▶ DO THIS: Each entry should be quoted word for word, including every mark of punctuation.

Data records
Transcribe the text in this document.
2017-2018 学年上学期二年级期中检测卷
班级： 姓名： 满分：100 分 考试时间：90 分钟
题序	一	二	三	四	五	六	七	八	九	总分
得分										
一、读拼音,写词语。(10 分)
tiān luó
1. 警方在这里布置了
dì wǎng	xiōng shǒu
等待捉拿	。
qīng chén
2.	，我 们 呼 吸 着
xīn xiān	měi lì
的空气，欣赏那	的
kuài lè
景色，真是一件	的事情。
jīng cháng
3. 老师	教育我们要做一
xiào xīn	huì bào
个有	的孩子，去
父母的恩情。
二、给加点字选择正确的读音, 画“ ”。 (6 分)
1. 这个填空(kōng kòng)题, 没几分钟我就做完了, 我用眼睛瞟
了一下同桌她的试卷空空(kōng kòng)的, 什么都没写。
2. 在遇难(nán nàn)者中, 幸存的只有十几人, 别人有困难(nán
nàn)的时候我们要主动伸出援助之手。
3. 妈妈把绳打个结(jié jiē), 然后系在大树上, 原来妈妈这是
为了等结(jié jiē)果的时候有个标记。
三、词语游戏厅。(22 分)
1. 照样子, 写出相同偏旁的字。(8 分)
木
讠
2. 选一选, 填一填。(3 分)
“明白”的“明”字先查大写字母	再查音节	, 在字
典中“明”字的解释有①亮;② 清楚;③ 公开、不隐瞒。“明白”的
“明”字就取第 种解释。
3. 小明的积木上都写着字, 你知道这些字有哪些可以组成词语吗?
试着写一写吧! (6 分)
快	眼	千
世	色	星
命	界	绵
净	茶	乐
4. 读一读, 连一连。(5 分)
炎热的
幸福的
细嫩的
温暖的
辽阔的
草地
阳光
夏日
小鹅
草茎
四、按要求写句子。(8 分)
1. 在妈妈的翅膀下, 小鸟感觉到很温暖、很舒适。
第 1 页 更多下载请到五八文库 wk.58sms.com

▶ SOLUTION TO THIS TASK:
Transcribe the text in this document.
2017-2018 学年上学期二年级期中检测卷
班级： 姓名： 满分：100 分 考试时间：90 分钟
题序	一	二	三	四	五	六	七	八	九	总分
得分										
一、读拼音,写词语。(10 分)
tiān luó
1. 警方在这里布置了
dì wǎng	xiōng shǒu
等待捉拿	。
qīng chén
2.	，我 们 呼 吸 着
xīn xiān	měi lì
的空气，欣赏那	的
kuài lè
景色，真是一件	的事情。
jīng cháng
3. 老师	教育我们要做一
xiào xīn	huì bào
个有	的孩子，去
父母的恩情。
二、给加点字选择正确的读音, 画“ ”。 (6 分)
1. 这个填空(kōng kòng)题, 没几分钟我就做完了, 我用眼睛瞟
了一下同桌她的试卷空空(kōng kòng)的, 什么都没写。
2. 在遇难(nán nàn)者中, 幸存的只有十几人, 别人有困难(nán
nàn)的时候我们要主动伸出援助之手。
3. 妈妈把绳打个结(jié jiē), 然后系在大树上, 原来妈妈这是
为了等结(jié jiē)果的时候有个标记。
三、词语游戏厅。(22 分)
1. 照样子, 写出相同偏旁的字。(8 分)
木
讠
2. 选一选, 填一填。(3 分)
“明白”的“明”字先查大写字母	再查音节	, 在字
典中“明”字的解释有①亮;② 清楚;③ 公开、不隐瞒。“明白”的
“明”字就取第 种解释。
3. 小明的积木上都写着字, 你知道这些字有哪些可以组成词语吗?
试着写一写吧! (6 分)
快	眼	千
世	色	星
命	界	绵
净	茶	乐
4. 读一读, 连一连。(5 分)
炎热的
幸福的
细嫩的
温暖的
辽阔的
草地
阳光
夏日
小鹅
草茎
四、按要求写句子。(8 分)
1. 在妈妈的翅膀下, 小鸟感觉到很温暖、很舒适。
第 1 页 更多下载请到五八文库 wk.58sms.com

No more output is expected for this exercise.